Will you write out the data exactly, excluding every picture?

_SUPPLIED ENTRIES_

----------

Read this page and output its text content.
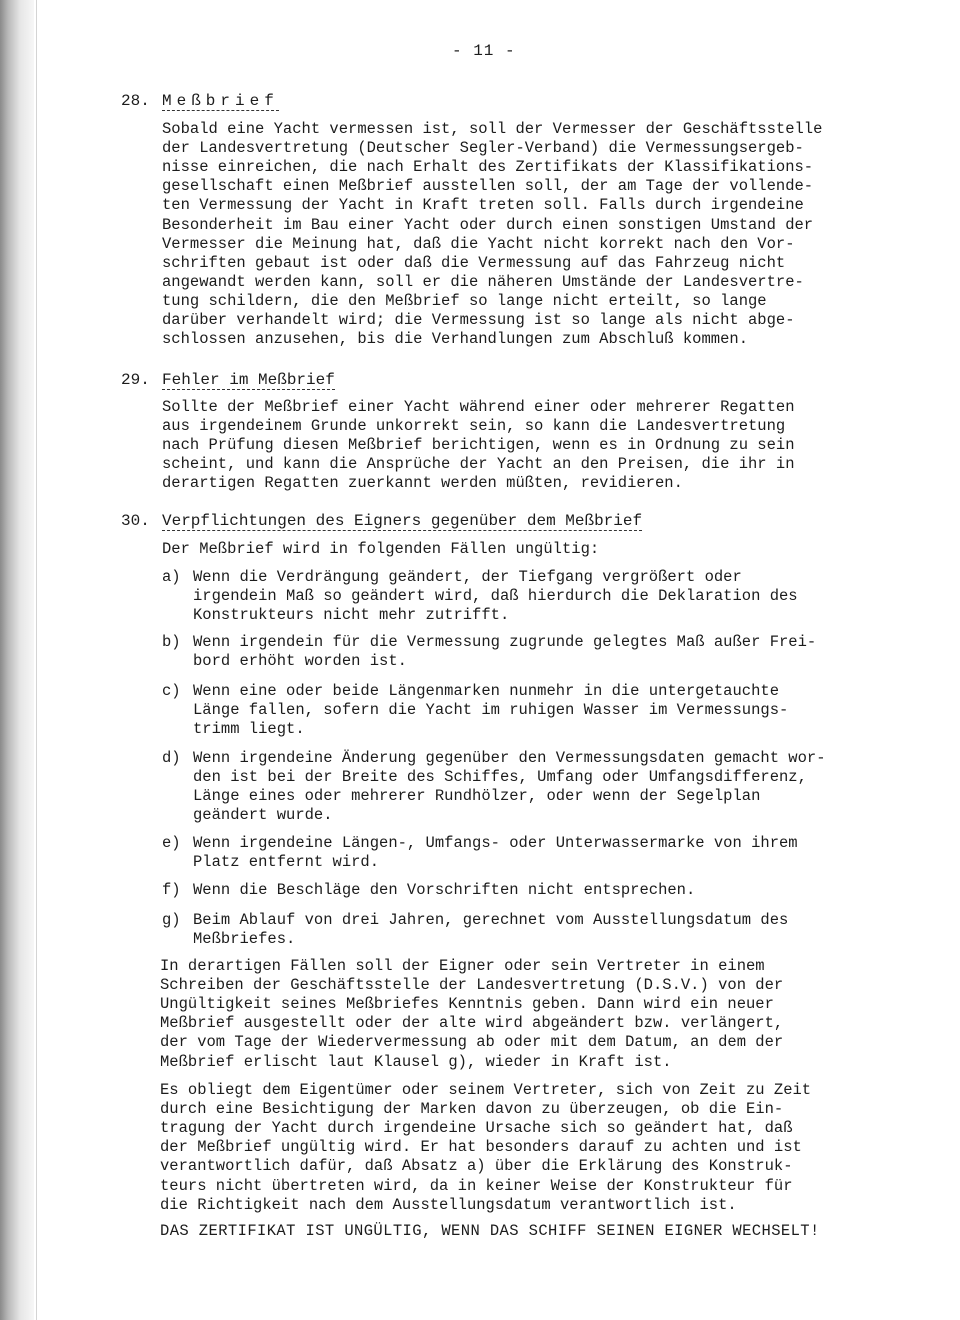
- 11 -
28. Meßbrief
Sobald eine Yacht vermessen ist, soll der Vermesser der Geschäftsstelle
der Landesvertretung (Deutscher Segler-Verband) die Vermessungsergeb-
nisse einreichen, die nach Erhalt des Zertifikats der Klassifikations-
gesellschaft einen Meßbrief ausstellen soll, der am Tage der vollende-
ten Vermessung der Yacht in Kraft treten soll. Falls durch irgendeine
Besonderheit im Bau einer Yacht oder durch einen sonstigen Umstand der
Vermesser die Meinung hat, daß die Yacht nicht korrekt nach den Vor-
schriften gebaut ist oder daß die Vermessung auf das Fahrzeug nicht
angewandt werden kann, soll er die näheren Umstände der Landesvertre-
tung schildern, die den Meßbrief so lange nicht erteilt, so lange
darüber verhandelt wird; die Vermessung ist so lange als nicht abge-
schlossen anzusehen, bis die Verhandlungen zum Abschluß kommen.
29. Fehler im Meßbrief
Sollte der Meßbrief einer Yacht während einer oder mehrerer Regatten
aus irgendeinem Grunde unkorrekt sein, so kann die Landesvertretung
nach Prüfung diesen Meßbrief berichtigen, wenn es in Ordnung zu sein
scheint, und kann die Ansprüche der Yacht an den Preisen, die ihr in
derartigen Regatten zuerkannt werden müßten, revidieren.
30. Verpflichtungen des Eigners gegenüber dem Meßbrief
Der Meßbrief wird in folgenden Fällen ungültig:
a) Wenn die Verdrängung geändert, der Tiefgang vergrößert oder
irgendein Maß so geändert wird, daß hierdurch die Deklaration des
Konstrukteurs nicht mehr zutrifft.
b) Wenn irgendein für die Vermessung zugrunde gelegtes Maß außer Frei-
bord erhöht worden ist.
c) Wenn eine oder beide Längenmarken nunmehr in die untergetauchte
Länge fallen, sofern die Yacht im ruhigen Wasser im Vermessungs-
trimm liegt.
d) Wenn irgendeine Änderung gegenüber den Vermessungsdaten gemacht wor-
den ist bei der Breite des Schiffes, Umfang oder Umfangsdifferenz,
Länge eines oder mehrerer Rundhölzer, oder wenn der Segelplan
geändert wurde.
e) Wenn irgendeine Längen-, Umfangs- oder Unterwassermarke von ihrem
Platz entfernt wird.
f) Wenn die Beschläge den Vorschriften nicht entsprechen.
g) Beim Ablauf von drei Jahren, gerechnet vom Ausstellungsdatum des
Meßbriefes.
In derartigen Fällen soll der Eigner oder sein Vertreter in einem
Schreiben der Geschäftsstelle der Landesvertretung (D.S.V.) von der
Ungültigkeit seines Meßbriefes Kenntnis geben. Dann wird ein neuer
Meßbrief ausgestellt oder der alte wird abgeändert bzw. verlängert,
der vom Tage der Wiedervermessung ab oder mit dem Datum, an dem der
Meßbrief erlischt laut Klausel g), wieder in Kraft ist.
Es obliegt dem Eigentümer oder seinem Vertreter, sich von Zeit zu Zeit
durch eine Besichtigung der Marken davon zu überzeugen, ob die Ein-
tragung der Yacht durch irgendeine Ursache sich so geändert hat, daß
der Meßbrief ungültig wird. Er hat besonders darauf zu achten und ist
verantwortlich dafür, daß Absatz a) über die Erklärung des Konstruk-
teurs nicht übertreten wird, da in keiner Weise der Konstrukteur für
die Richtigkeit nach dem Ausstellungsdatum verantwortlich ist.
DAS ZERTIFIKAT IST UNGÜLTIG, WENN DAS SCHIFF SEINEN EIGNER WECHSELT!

----------

_FINISHED ANSWER_
Read this page and output its text content.
- 11 -
28. Meßbrief
Sobald eine Yacht vermessen ist, soll der Vermesser der Geschäftsstelle
der Landesvertretung (Deutscher Segler-Verband) die Vermessungsergeb-
nisse einreichen, die nach Erhalt des Zertifikats der Klassifikations-
gesellschaft einen Meßbrief ausstellen soll, der am Tage der vollende-
ten Vermessung der Yacht in Kraft treten soll. Falls durch irgendeine
Besonderheit im Bau einer Yacht oder durch einen sonstigen Umstand der
Vermesser die Meinung hat, daß die Yacht nicht korrekt nach den Vor-
schriften gebaut ist oder daß die Vermessung auf das Fahrzeug nicht
angewandt werden kann, soll er die näheren Umstände der Landesvertre-
tung schildern, die den Meßbrief so lange nicht erteilt, so lange
darüber verhandelt wird; die Vermessung ist so lange als nicht abge-
schlossen anzusehen, bis die Verhandlungen zum Abschluß kommen.
29. Fehler im Meßbrief
Sollte der Meßbrief einer Yacht während einer oder mehrerer Regatten
aus irgendeinem Grunde unkorrekt sein, so kann die Landesvertretung
nach Prüfung diesen Meßbrief berichtigen, wenn es in Ordnung zu sein
scheint, und kann die Ansprüche der Yacht an den Preisen, die ihr in
derartigen Regatten zuerkannt werden müßten, revidieren.
30. Verpflichtungen des Eigners gegenüber dem Meßbrief
Der Meßbrief wird in folgenden Fällen ungültig:
a) Wenn die Verdrängung geändert, der Tiefgang vergrößert oder
irgendein Maß so geändert wird, daß hierdurch die Deklaration des
Konstrukteurs nicht mehr zutrifft.
b) Wenn irgendein für die Vermessung zugrunde gelegtes Maß außer Frei-
bord erhöht worden ist.
c) Wenn eine oder beide Längenmarken nunmehr in die untergetauchte
Länge fallen, sofern die Yacht im ruhigen Wasser im Vermessungs-
trimm liegt.
d) Wenn irgendeine Änderung gegenüber den Vermessungsdaten gemacht wor-
den ist bei der Breite des Schiffes, Umfang oder Umfangsdifferenz,
Länge eines oder mehrerer Rundhölzer, oder wenn der Segelplan
geändert wurde.
e) Wenn irgendeine Längen-, Umfangs- oder Unterwassermarke von ihrem
Platz entfernt wird.
f) Wenn die Beschläge den Vorschriften nicht entsprechen.
g) Beim Ablauf von drei Jahren, gerechnet vom Ausstellungsdatum des
Meßbriefes.
In derartigen Fällen soll der Eigner oder sein Vertreter in einem
Schreiben der Geschäftsstelle der Landesvertretung (D.S.V.) von der
Ungültigkeit seines Meßbriefes Kenntnis geben. Dann wird ein neuer
Meßbrief ausgestellt oder der alte wird abgeändert bzw. verlängert,
der vom Tage der Wiedervermessung ab oder mit dem Datum, an dem der
Meßbrief erlischt laut Klausel g), wieder in Kraft ist.
Es obliegt dem Eigentümer oder seinem Vertreter, sich von Zeit zu Zeit
durch eine Besichtigung der Marken davon zu überzeugen, ob die Ein-
tragung der Yacht durch irgendeine Ursache sich so geändert hat, daß
der Meßbrief ungültig wird. Er hat besonders darauf zu achten und ist
verantwortlich dafür, daß Absatz a) über die Erklärung des Konstruk-
teurs nicht übertreten wird, da in keiner Weise der Konstrukteur für
die Richtigkeit nach dem Ausstellungsdatum verantwortlich ist.
DAS ZERTIFIKAT IST UNGÜLTIG, WENN DAS SCHIFF SEINEN EIGNER WECHSELT!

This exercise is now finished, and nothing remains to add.